Records:
start

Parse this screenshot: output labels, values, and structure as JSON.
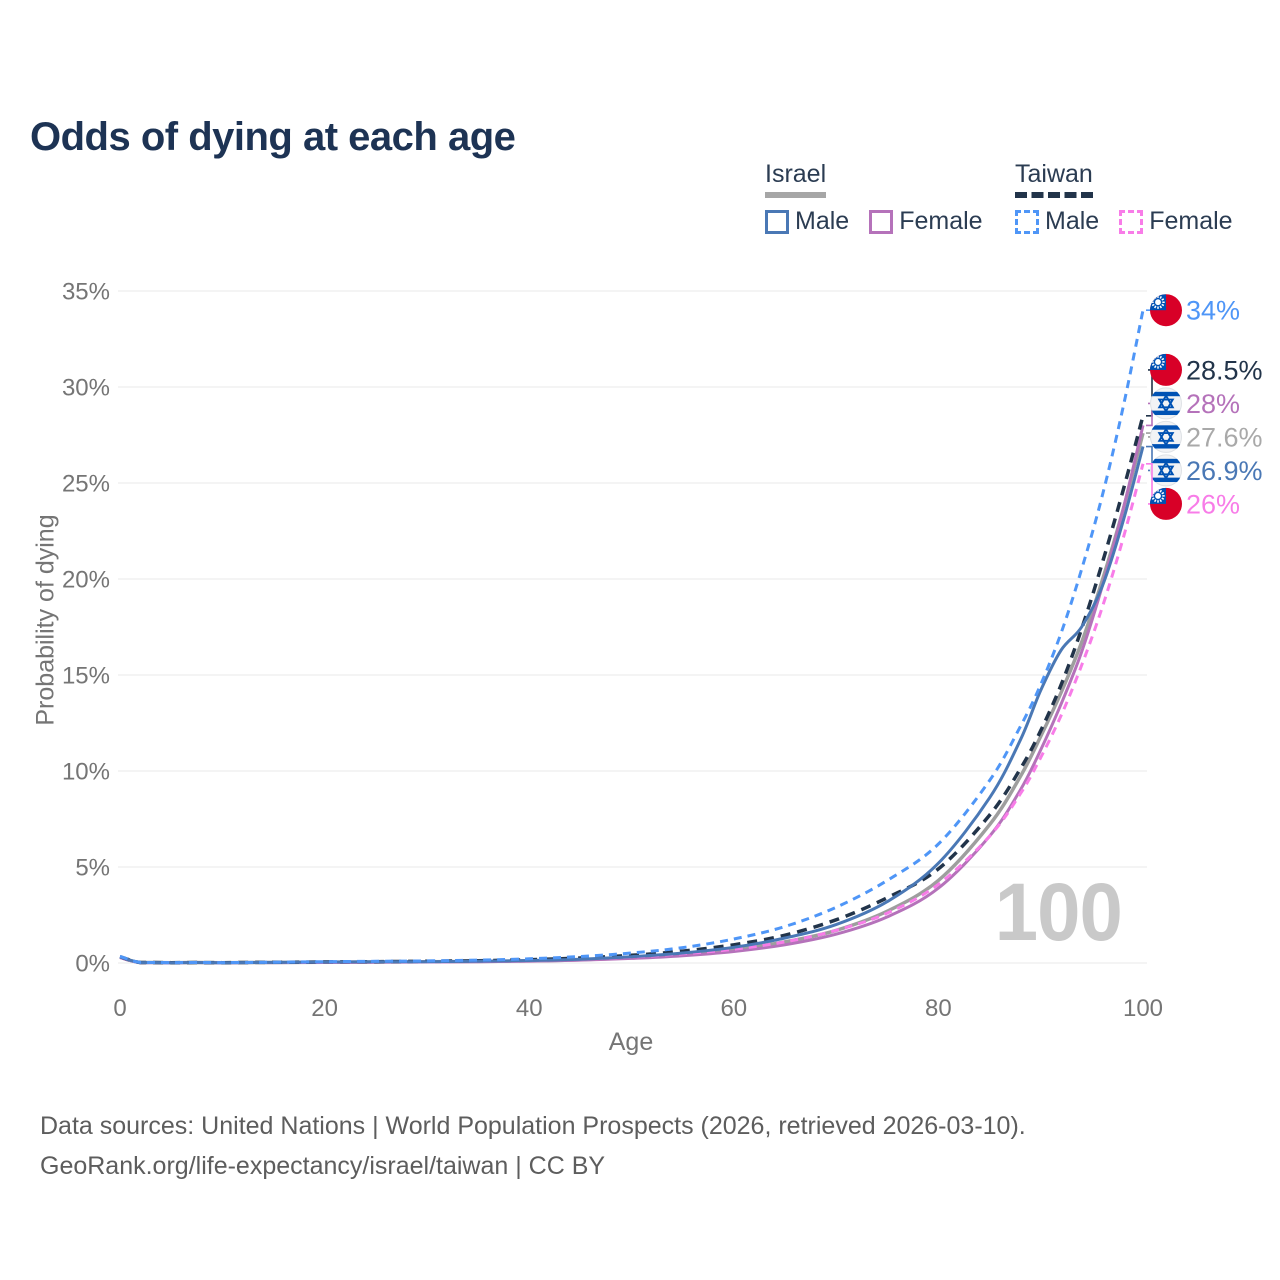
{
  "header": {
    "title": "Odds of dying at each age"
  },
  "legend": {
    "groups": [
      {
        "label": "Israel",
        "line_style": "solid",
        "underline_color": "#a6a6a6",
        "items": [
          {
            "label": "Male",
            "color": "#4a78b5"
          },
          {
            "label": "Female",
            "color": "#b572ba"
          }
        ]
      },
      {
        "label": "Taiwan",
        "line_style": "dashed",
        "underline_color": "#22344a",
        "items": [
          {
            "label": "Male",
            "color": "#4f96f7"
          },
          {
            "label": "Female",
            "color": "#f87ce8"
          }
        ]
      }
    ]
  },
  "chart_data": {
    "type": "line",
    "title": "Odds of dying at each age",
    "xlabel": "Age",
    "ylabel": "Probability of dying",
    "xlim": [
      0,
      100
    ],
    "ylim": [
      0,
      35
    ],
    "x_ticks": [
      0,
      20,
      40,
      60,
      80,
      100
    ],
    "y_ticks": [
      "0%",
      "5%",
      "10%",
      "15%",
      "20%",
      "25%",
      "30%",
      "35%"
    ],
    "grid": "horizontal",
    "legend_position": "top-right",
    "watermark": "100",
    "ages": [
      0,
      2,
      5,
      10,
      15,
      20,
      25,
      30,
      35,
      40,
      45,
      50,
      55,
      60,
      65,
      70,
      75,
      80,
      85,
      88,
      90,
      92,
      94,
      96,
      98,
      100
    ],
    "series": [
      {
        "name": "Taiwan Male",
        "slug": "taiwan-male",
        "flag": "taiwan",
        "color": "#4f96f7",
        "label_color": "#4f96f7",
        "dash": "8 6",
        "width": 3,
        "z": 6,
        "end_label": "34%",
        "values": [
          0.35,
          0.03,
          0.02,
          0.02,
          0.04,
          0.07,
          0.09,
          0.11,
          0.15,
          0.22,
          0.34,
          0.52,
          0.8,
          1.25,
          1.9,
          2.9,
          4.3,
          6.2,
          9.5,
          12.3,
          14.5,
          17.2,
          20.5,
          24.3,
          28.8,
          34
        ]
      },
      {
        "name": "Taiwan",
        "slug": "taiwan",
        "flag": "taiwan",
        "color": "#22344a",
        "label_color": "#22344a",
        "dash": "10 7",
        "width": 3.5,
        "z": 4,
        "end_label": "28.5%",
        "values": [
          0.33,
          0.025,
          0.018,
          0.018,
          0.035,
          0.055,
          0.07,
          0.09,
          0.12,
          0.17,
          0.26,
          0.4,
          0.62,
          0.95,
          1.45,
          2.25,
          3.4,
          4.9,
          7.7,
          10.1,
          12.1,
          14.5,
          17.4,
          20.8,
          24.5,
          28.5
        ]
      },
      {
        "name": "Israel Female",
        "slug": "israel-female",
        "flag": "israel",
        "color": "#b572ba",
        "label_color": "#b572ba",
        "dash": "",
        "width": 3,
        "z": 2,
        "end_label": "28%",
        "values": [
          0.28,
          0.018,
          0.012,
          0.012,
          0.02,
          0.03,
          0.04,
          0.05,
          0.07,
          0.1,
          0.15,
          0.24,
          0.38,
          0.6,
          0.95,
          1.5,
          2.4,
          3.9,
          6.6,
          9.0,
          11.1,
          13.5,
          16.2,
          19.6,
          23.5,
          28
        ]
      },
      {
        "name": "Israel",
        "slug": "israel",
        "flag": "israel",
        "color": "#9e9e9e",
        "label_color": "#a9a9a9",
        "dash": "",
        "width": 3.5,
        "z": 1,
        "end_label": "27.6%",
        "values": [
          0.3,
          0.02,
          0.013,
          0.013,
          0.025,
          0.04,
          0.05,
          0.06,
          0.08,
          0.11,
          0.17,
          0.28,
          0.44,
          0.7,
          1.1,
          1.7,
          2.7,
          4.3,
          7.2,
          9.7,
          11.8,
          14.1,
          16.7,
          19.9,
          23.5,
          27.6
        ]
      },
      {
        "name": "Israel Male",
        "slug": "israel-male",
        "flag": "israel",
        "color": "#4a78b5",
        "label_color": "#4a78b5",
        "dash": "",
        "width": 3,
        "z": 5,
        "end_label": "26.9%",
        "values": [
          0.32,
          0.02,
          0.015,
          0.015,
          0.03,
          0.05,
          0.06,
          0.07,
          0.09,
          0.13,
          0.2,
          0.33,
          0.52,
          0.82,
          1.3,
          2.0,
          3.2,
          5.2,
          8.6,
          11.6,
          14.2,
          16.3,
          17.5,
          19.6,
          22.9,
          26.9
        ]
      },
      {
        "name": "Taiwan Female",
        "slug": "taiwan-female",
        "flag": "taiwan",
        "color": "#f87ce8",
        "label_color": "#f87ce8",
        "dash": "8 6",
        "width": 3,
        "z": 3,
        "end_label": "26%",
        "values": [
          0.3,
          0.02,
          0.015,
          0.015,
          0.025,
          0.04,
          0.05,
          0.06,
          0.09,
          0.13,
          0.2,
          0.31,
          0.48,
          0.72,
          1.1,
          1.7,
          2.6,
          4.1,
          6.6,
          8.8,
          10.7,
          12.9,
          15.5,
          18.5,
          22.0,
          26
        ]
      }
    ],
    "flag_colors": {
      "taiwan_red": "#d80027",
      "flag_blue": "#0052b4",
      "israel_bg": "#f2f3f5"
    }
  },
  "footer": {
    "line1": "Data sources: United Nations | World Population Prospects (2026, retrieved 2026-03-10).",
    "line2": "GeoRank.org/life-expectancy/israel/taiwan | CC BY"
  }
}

end

Work instructions: The material above holds pictures; copy everything else in it exactly.

Output of the exercise:
Parse this screenshot: output labels, values, and structure as JSON.
{
  "header": {
    "title": "Odds of dying at each age"
  },
  "legend": {
    "groups": [
      {
        "label": "Israel",
        "line_style": "solid",
        "underline_color": "#a6a6a6",
        "items": [
          {
            "label": "Male",
            "color": "#4a78b5"
          },
          {
            "label": "Female",
            "color": "#b572ba"
          }
        ]
      },
      {
        "label": "Taiwan",
        "line_style": "dashed",
        "underline_color": "#22344a",
        "items": [
          {
            "label": "Male",
            "color": "#4f96f7"
          },
          {
            "label": "Female",
            "color": "#f87ce8"
          }
        ]
      }
    ]
  },
  "chart_data": {
    "type": "line",
    "title": "Odds of dying at each age",
    "xlabel": "Age",
    "ylabel": "Probability of dying",
    "xlim": [
      0,
      100
    ],
    "ylim": [
      0,
      35
    ],
    "x_ticks": [
      0,
      20,
      40,
      60,
      80,
      100
    ],
    "y_ticks": [
      "0%",
      "5%",
      "10%",
      "15%",
      "20%",
      "25%",
      "30%",
      "35%"
    ],
    "grid": "horizontal",
    "legend_position": "top-right",
    "watermark": "100",
    "ages": [
      0,
      2,
      5,
      10,
      15,
      20,
      25,
      30,
      35,
      40,
      45,
      50,
      55,
      60,
      65,
      70,
      75,
      80,
      85,
      88,
      90,
      92,
      94,
      96,
      98,
      100
    ],
    "series": [
      {
        "name": "Taiwan Male",
        "slug": "taiwan-male",
        "flag": "taiwan",
        "color": "#4f96f7",
        "label_color": "#4f96f7",
        "dash": "8 6",
        "width": 3,
        "z": 6,
        "end_label": "34%",
        "values": [
          0.35,
          0.03,
          0.02,
          0.02,
          0.04,
          0.07,
          0.09,
          0.11,
          0.15,
          0.22,
          0.34,
          0.52,
          0.8,
          1.25,
          1.9,
          2.9,
          4.3,
          6.2,
          9.5,
          12.3,
          14.5,
          17.2,
          20.5,
          24.3,
          28.8,
          34
        ]
      },
      {
        "name": "Taiwan",
        "slug": "taiwan",
        "flag": "taiwan",
        "color": "#22344a",
        "label_color": "#22344a",
        "dash": "10 7",
        "width": 3.5,
        "z": 4,
        "end_label": "28.5%",
        "values": [
          0.33,
          0.025,
          0.018,
          0.018,
          0.035,
          0.055,
          0.07,
          0.09,
          0.12,
          0.17,
          0.26,
          0.4,
          0.62,
          0.95,
          1.45,
          2.25,
          3.4,
          4.9,
          7.7,
          10.1,
          12.1,
          14.5,
          17.4,
          20.8,
          24.5,
          28.5
        ]
      },
      {
        "name": "Israel Female",
        "slug": "israel-female",
        "flag": "israel",
        "color": "#b572ba",
        "label_color": "#b572ba",
        "dash": "",
        "width": 3,
        "z": 2,
        "end_label": "28%",
        "values": [
          0.28,
          0.018,
          0.012,
          0.012,
          0.02,
          0.03,
          0.04,
          0.05,
          0.07,
          0.1,
          0.15,
          0.24,
          0.38,
          0.6,
          0.95,
          1.5,
          2.4,
          3.9,
          6.6,
          9.0,
          11.1,
          13.5,
          16.2,
          19.6,
          23.5,
          28
        ]
      },
      {
        "name": "Israel",
        "slug": "israel",
        "flag": "israel",
        "color": "#9e9e9e",
        "label_color": "#a9a9a9",
        "dash": "",
        "width": 3.5,
        "z": 1,
        "end_label": "27.6%",
        "values": [
          0.3,
          0.02,
          0.013,
          0.013,
          0.025,
          0.04,
          0.05,
          0.06,
          0.08,
          0.11,
          0.17,
          0.28,
          0.44,
          0.7,
          1.1,
          1.7,
          2.7,
          4.3,
          7.2,
          9.7,
          11.8,
          14.1,
          16.7,
          19.9,
          23.5,
          27.6
        ]
      },
      {
        "name": "Israel Male",
        "slug": "israel-male",
        "flag": "israel",
        "color": "#4a78b5",
        "label_color": "#4a78b5",
        "dash": "",
        "width": 3,
        "z": 5,
        "end_label": "26.9%",
        "values": [
          0.32,
          0.02,
          0.015,
          0.015,
          0.03,
          0.05,
          0.06,
          0.07,
          0.09,
          0.13,
          0.2,
          0.33,
          0.52,
          0.82,
          1.3,
          2.0,
          3.2,
          5.2,
          8.6,
          11.6,
          14.2,
          16.3,
          17.5,
          19.6,
          22.9,
          26.9
        ]
      },
      {
        "name": "Taiwan Female",
        "slug": "taiwan-female",
        "flag": "taiwan",
        "color": "#f87ce8",
        "label_color": "#f87ce8",
        "dash": "8 6",
        "width": 3,
        "z": 3,
        "end_label": "26%",
        "values": [
          0.3,
          0.02,
          0.015,
          0.015,
          0.025,
          0.04,
          0.05,
          0.06,
          0.09,
          0.13,
          0.2,
          0.31,
          0.48,
          0.72,
          1.1,
          1.7,
          2.6,
          4.1,
          6.6,
          8.8,
          10.7,
          12.9,
          15.5,
          18.5,
          22.0,
          26
        ]
      }
    ],
    "flag_colors": {
      "taiwan_red": "#d80027",
      "flag_blue": "#0052b4",
      "israel_bg": "#f2f3f5"
    }
  },
  "footer": {
    "line1": "Data sources: United Nations | World Population Prospects (2026, retrieved 2026-03-10).",
    "line2": "GeoRank.org/life-expectancy/israel/taiwan | CC BY"
  }
}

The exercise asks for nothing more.